[Records from a dataset]

----------

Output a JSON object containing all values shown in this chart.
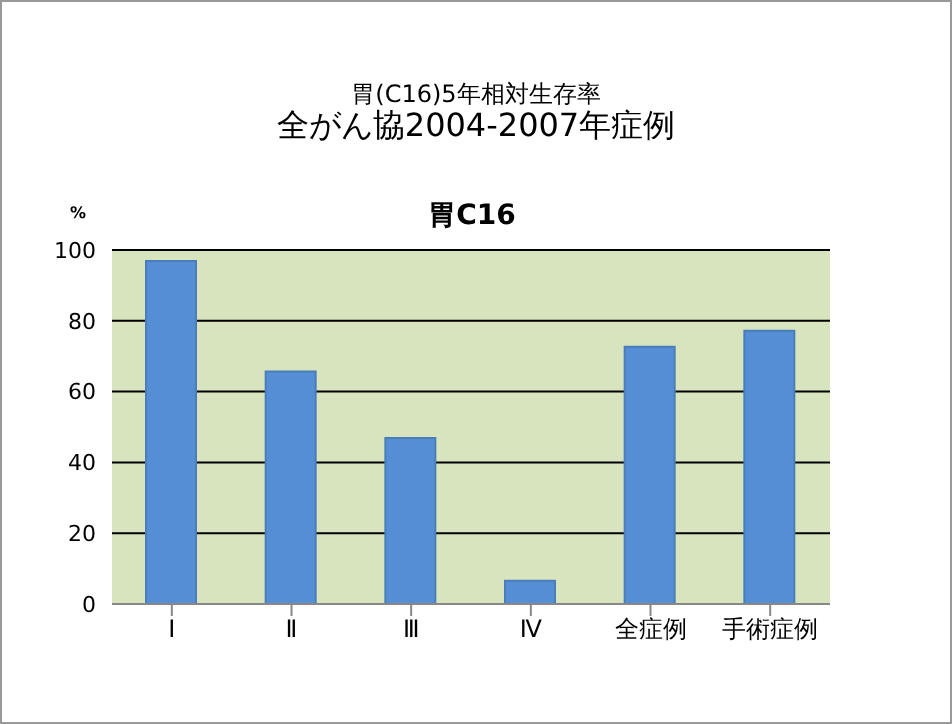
{
  "chart_data": {
    "type": "bar",
    "title": "胃(C16)5年相対生存率",
    "subtitle": "全がん協2004-2007年症例",
    "annotations": [
      "胃C16"
    ],
    "ylabel": "%",
    "categories": [
      "Ⅰ",
      "Ⅱ",
      "Ⅲ",
      "Ⅳ",
      "全症例",
      "手術症例"
    ],
    "values": [
      96.9,
      65.7,
      46.9,
      6.6,
      72.7,
      77.2
    ],
    "color": "#558ed5",
    "ylim": [
      0,
      100
    ],
    "yticks": [
      0,
      20,
      40,
      60,
      80,
      100
    ],
    "grid": "y",
    "legend": false
  }
}
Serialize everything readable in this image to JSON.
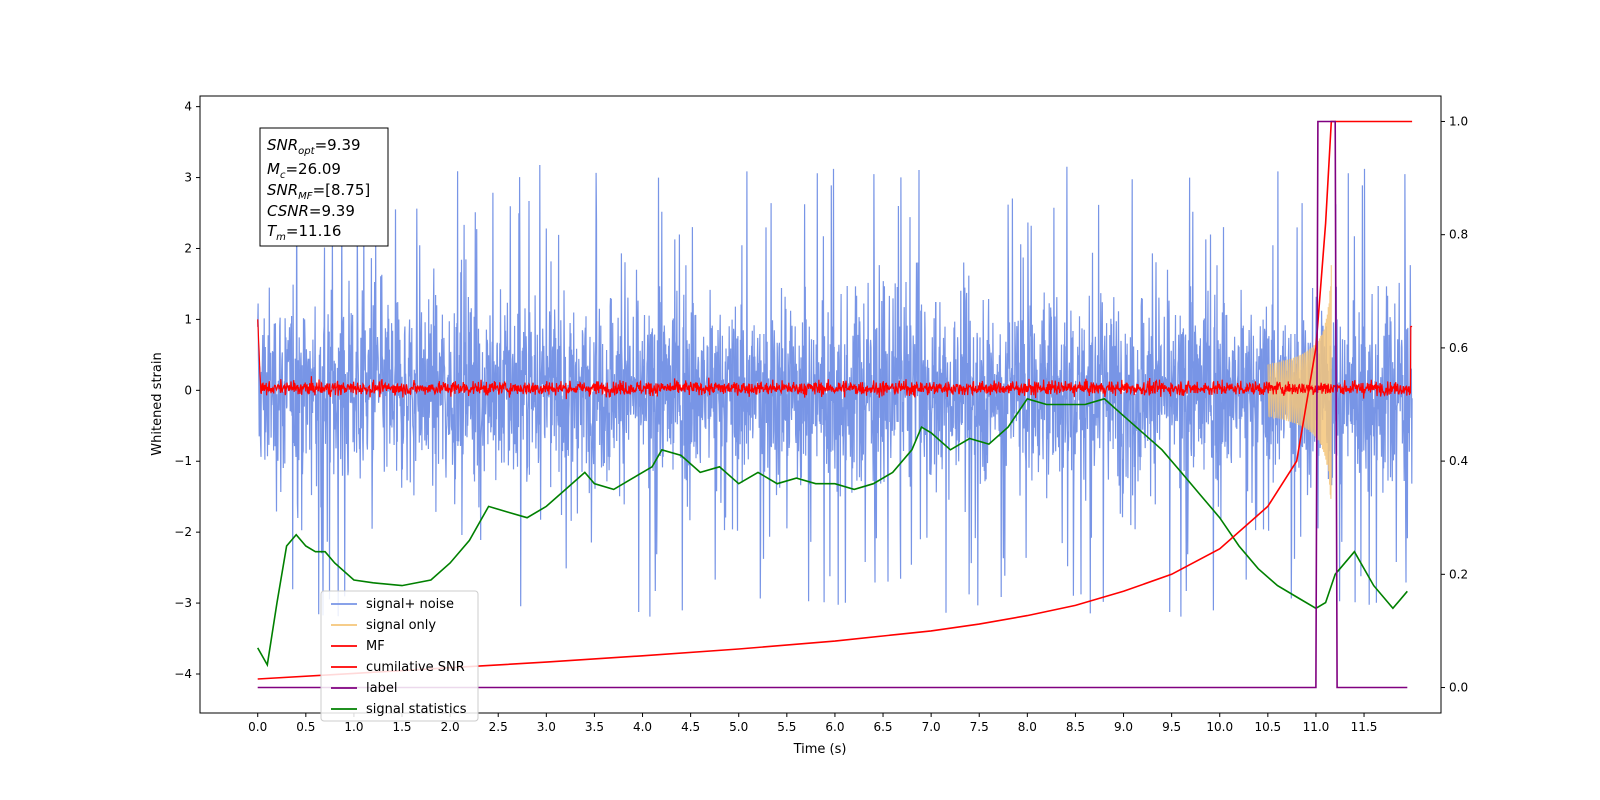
{
  "chart_data": {
    "type": "line",
    "xlabel": "Time (s)",
    "ylabel": "Whitened strain",
    "xlim": [
      -0.6,
      12.3
    ],
    "ylim": [
      -4.55,
      4.15
    ],
    "y2lim": [
      -0.045,
      1.045
    ],
    "x_ticks": [
      0.0,
      0.5,
      1.0,
      1.5,
      2.0,
      2.5,
      3.0,
      3.5,
      4.0,
      4.5,
      5.0,
      5.5,
      6.0,
      6.5,
      7.0,
      7.5,
      8.0,
      8.5,
      9.0,
      9.5,
      10.0,
      10.5,
      11.0,
      11.5
    ],
    "x_tick_labels": [
      "0.0",
      "0.5",
      "1.0",
      "1.5",
      "2.0",
      "2.5",
      "3.0",
      "3.5",
      "4.0",
      "4.5",
      "5.0",
      "5.5",
      "6.0",
      "6.5",
      "7.0",
      "7.5",
      "8.0",
      "8.5",
      "9.0",
      "9.5",
      "10.0",
      "10.5",
      "11.0",
      "11.5"
    ],
    "y_ticks": [
      4,
      3,
      2,
      1,
      0,
      -1,
      -2,
      -3,
      -4
    ],
    "y_tick_labels": [
      "4",
      "3",
      "2",
      "1",
      "0",
      "−1",
      "−2",
      "−3",
      "−4"
    ],
    "y2_ticks": [
      1.0,
      0.8,
      0.6,
      0.4,
      0.2,
      0.0
    ],
    "y2_tick_labels": [
      "1.0",
      "0.8",
      "0.6",
      "0.4",
      "0.2",
      "0.0"
    ],
    "annotation": [
      {
        "sym": "SNR",
        "sub": "opt",
        "value": "=9.39"
      },
      {
        "sym": "M",
        "sub": "c",
        "value": "=26.09"
      },
      {
        "sym": "SNR",
        "sub": "MF",
        "value": "=[8.75]"
      },
      {
        "sym": "CSNR",
        "sub": "",
        "value": "=9.39"
      },
      {
        "sym": "T",
        "sub": "m",
        "value": "=11.16"
      }
    ],
    "legend_position": "lower-left",
    "series": [
      {
        "name": "signal+ noise",
        "color": "#7895e6",
        "axis": "left",
        "t_start": 0.0,
        "t_end": 12.0,
        "envelope_lo": -2.2,
        "envelope_hi": 2.2
      },
      {
        "name": "signal only",
        "color": "#f5c67a",
        "axis": "left",
        "t_start": 10.5,
        "t_end": 11.16,
        "peak_amplitude": 1.8
      },
      {
        "name": "MF",
        "color": "#ff0000",
        "axis": "left",
        "t_start": 0.0,
        "t_end": 12.0,
        "envelope_lo": -0.15,
        "envelope_hi": 0.2
      },
      {
        "name": "cumilative SNR",
        "color": "#ff0000",
        "axis": "right",
        "x": [
          0.0,
          1.0,
          2.0,
          3.0,
          4.0,
          5.0,
          6.0,
          7.0,
          7.5,
          8.0,
          8.5,
          9.0,
          9.5,
          10.0,
          10.5,
          10.8,
          11.0,
          11.1,
          11.16,
          12.0
        ],
        "y": [
          0.015,
          0.025,
          0.035,
          0.045,
          0.056,
          0.068,
          0.082,
          0.1,
          0.112,
          0.127,
          0.145,
          0.17,
          0.2,
          0.245,
          0.32,
          0.4,
          0.6,
          0.82,
          1.0,
          1.0
        ]
      },
      {
        "name": "label",
        "color": "#800080",
        "axis": "right",
        "x": [
          0.0,
          11.0,
          11.02,
          11.2,
          11.22,
          11.95
        ],
        "y": [
          0.0,
          0.0,
          1.0,
          1.0,
          0.0,
          0.0
        ]
      },
      {
        "name": "signal statistics",
        "color": "#008000",
        "axis": "right",
        "x": [
          0.0,
          0.1,
          0.2,
          0.3,
          0.4,
          0.5,
          0.6,
          0.7,
          0.8,
          1.0,
          1.2,
          1.5,
          1.8,
          2.0,
          2.2,
          2.4,
          2.6,
          2.8,
          3.0,
          3.2,
          3.4,
          3.5,
          3.7,
          3.9,
          4.1,
          4.2,
          4.4,
          4.6,
          4.8,
          5.0,
          5.2,
          5.4,
          5.6,
          5.8,
          6.0,
          6.2,
          6.4,
          6.6,
          6.8,
          6.9,
          7.0,
          7.2,
          7.4,
          7.6,
          7.8,
          8.0,
          8.2,
          8.4,
          8.6,
          8.8,
          9.0,
          9.2,
          9.4,
          9.6,
          9.8,
          10.0,
          10.2,
          10.4,
          10.6,
          10.8,
          11.0,
          11.1,
          11.2,
          11.4,
          11.6,
          11.8,
          11.95
        ],
        "y": [
          0.07,
          0.04,
          0.15,
          0.25,
          0.27,
          0.25,
          0.24,
          0.24,
          0.22,
          0.19,
          0.185,
          0.18,
          0.19,
          0.22,
          0.26,
          0.32,
          0.31,
          0.3,
          0.32,
          0.35,
          0.38,
          0.36,
          0.35,
          0.37,
          0.39,
          0.42,
          0.41,
          0.38,
          0.39,
          0.36,
          0.38,
          0.36,
          0.37,
          0.36,
          0.36,
          0.35,
          0.36,
          0.38,
          0.42,
          0.46,
          0.45,
          0.42,
          0.44,
          0.43,
          0.46,
          0.51,
          0.5,
          0.5,
          0.5,
          0.51,
          0.48,
          0.45,
          0.42,
          0.38,
          0.34,
          0.3,
          0.25,
          0.21,
          0.18,
          0.16,
          0.14,
          0.15,
          0.2,
          0.24,
          0.18,
          0.14,
          0.17
        ]
      }
    ]
  }
}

----------

[Given instruction] Leave out the pictures and repeat everything else in the records exactly.

[Exercise answer]
Output a JSON object containing all values shown in this chart.
{
  "chart_data": {
    "type": "bar",
    "title": "胃(C16)5年相対生存率",
    "subtitle": "全がん協2004-2007年症例",
    "annotations": [
      "胃C16"
    ],
    "ylabel": "%",
    "categories": [
      "Ⅰ",
      "Ⅱ",
      "Ⅲ",
      "Ⅳ",
      "全症例",
      "手術症例"
    ],
    "values": [
      96.9,
      65.7,
      46.9,
      6.6,
      72.7,
      77.2
    ],
    "color": "#558ed5",
    "ylim": [
      0,
      100
    ],
    "yticks": [
      0,
      20,
      40,
      60,
      80,
      100
    ],
    "grid": "y",
    "legend": false
  }
}
Serialize everything readable in this image to JSON.
{
  "chart_data": {
    "type": "line",
    "xlabel": "Time (s)",
    "ylabel": "Whitened strain",
    "xlim": [
      -0.6,
      12.3
    ],
    "ylim": [
      -4.55,
      4.15
    ],
    "y2lim": [
      -0.045,
      1.045
    ],
    "x_ticks": [
      0.0,
      0.5,
      1.0,
      1.5,
      2.0,
      2.5,
      3.0,
      3.5,
      4.0,
      4.5,
      5.0,
      5.5,
      6.0,
      6.5,
      7.0,
      7.5,
      8.0,
      8.5,
      9.0,
      9.5,
      10.0,
      10.5,
      11.0,
      11.5
    ],
    "x_tick_labels": [
      "0.0",
      "0.5",
      "1.0",
      "1.5",
      "2.0",
      "2.5",
      "3.0",
      "3.5",
      "4.0",
      "4.5",
      "5.0",
      "5.5",
      "6.0",
      "6.5",
      "7.0",
      "7.5",
      "8.0",
      "8.5",
      "9.0",
      "9.5",
      "10.0",
      "10.5",
      "11.0",
      "11.5"
    ],
    "y_ticks": [
      4,
      3,
      2,
      1,
      0,
      -1,
      -2,
      -3,
      -4
    ],
    "y_tick_labels": [
      "4",
      "3",
      "2",
      "1",
      "0",
      "−1",
      "−2",
      "−3",
      "−4"
    ],
    "y2_ticks": [
      1.0,
      0.8,
      0.6,
      0.4,
      0.2,
      0.0
    ],
    "y2_tick_labels": [
      "1.0",
      "0.8",
      "0.6",
      "0.4",
      "0.2",
      "0.0"
    ],
    "annotation": [
      {
        "sym": "SNR",
        "sub": "opt",
        "value": "=9.39"
      },
      {
        "sym": "M",
        "sub": "c",
        "value": "=26.09"
      },
      {
        "sym": "SNR",
        "sub": "MF",
        "value": "=[8.75]"
      },
      {
        "sym": "CSNR",
        "sub": "",
        "value": "=9.39"
      },
      {
        "sym": "T",
        "sub": "m",
        "value": "=11.16"
      }
    ],
    "legend_position": "lower-left",
    "series": [
      {
        "name": "signal+ noise",
        "color": "#7895e6",
        "axis": "left",
        "t_start": 0.0,
        "t_end": 12.0,
        "envelope_lo": -2.2,
        "envelope_hi": 2.2
      },
      {
        "name": "signal only",
        "color": "#f5c67a",
        "axis": "left",
        "t_start": 10.5,
        "t_end": 11.16,
        "peak_amplitude": 1.8
      },
      {
        "name": "MF",
        "color": "#ff0000",
        "axis": "left",
        "t_start": 0.0,
        "t_end": 12.0,
        "envelope_lo": -0.15,
        "envelope_hi": 0.2
      },
      {
        "name": "cumilative SNR",
        "color": "#ff0000",
        "axis": "right",
        "x": [
          0.0,
          1.0,
          2.0,
          3.0,
          4.0,
          5.0,
          6.0,
          7.0,
          7.5,
          8.0,
          8.5,
          9.0,
          9.5,
          10.0,
          10.5,
          10.8,
          11.0,
          11.1,
          11.16,
          12.0
        ],
        "y": [
          0.015,
          0.025,
          0.035,
          0.045,
          0.056,
          0.068,
          0.082,
          0.1,
          0.112,
          0.127,
          0.145,
          0.17,
          0.2,
          0.245,
          0.32,
          0.4,
          0.6,
          0.82,
          1.0,
          1.0
        ]
      },
      {
        "name": "label",
        "color": "#800080",
        "axis": "right",
        "x": [
          0.0,
          11.0,
          11.02,
          11.2,
          11.22,
          11.95
        ],
        "y": [
          0.0,
          0.0,
          1.0,
          1.0,
          0.0,
          0.0
        ]
      },
      {
        "name": "signal statistics",
        "color": "#008000",
        "axis": "right",
        "x": [
          0.0,
          0.1,
          0.2,
          0.3,
          0.4,
          0.5,
          0.6,
          0.7,
          0.8,
          1.0,
          1.2,
          1.5,
          1.8,
          2.0,
          2.2,
          2.4,
          2.6,
          2.8,
          3.0,
          3.2,
          3.4,
          3.5,
          3.7,
          3.9,
          4.1,
          4.2,
          4.4,
          4.6,
          4.8,
          5.0,
          5.2,
          5.4,
          5.6,
          5.8,
          6.0,
          6.2,
          6.4,
          6.6,
          6.8,
          6.9,
          7.0,
          7.2,
          7.4,
          7.6,
          7.8,
          8.0,
          8.2,
          8.4,
          8.6,
          8.8,
          9.0,
          9.2,
          9.4,
          9.6,
          9.8,
          10.0,
          10.2,
          10.4,
          10.6,
          10.8,
          11.0,
          11.1,
          11.2,
          11.4,
          11.6,
          11.8,
          11.95
        ],
        "y": [
          0.07,
          0.04,
          0.15,
          0.25,
          0.27,
          0.25,
          0.24,
          0.24,
          0.22,
          0.19,
          0.185,
          0.18,
          0.19,
          0.22,
          0.26,
          0.32,
          0.31,
          0.3,
          0.32,
          0.35,
          0.38,
          0.36,
          0.35,
          0.37,
          0.39,
          0.42,
          0.41,
          0.38,
          0.39,
          0.36,
          0.38,
          0.36,
          0.37,
          0.36,
          0.36,
          0.35,
          0.36,
          0.38,
          0.42,
          0.46,
          0.45,
          0.42,
          0.44,
          0.43,
          0.46,
          0.51,
          0.5,
          0.5,
          0.5,
          0.51,
          0.48,
          0.45,
          0.42,
          0.38,
          0.34,
          0.3,
          0.25,
          0.21,
          0.18,
          0.16,
          0.14,
          0.15,
          0.2,
          0.24,
          0.18,
          0.14,
          0.17
        ]
      }
    ]
  }
}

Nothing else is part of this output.